Materials provided:

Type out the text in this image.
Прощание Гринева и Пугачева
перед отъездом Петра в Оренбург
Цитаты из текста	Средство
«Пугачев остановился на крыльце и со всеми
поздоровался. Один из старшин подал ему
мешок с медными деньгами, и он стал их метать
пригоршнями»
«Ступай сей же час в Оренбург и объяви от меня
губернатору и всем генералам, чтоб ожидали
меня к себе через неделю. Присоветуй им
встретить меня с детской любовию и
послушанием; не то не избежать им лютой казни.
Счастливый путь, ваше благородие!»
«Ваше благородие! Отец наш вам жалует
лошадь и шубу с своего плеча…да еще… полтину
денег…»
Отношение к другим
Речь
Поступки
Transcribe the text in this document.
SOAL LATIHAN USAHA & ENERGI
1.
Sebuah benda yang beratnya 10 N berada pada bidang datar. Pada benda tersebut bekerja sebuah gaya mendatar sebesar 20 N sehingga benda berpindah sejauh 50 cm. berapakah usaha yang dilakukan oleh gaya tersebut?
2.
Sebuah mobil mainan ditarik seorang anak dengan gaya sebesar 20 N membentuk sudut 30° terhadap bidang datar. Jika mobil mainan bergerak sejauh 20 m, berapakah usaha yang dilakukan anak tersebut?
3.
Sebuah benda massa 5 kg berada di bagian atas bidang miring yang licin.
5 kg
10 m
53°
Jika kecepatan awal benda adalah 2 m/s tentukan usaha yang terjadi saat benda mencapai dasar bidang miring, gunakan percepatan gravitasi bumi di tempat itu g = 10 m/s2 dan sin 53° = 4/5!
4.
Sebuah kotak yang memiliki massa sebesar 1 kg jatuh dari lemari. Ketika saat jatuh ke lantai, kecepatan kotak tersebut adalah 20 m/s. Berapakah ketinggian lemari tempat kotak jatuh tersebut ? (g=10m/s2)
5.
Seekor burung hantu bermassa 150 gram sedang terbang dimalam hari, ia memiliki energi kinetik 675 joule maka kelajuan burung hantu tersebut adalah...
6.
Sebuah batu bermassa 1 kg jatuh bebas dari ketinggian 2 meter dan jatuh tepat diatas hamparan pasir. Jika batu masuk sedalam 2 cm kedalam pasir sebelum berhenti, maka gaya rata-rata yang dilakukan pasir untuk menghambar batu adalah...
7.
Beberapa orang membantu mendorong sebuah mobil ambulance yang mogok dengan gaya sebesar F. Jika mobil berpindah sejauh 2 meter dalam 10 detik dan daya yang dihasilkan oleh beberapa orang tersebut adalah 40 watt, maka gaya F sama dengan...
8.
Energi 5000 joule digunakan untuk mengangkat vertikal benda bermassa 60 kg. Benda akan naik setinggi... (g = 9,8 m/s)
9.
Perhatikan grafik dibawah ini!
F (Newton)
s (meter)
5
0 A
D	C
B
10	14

Written request:
The word "меня" may appear on some lines. Report how many lines hold it, giving the number alone.

The result:
3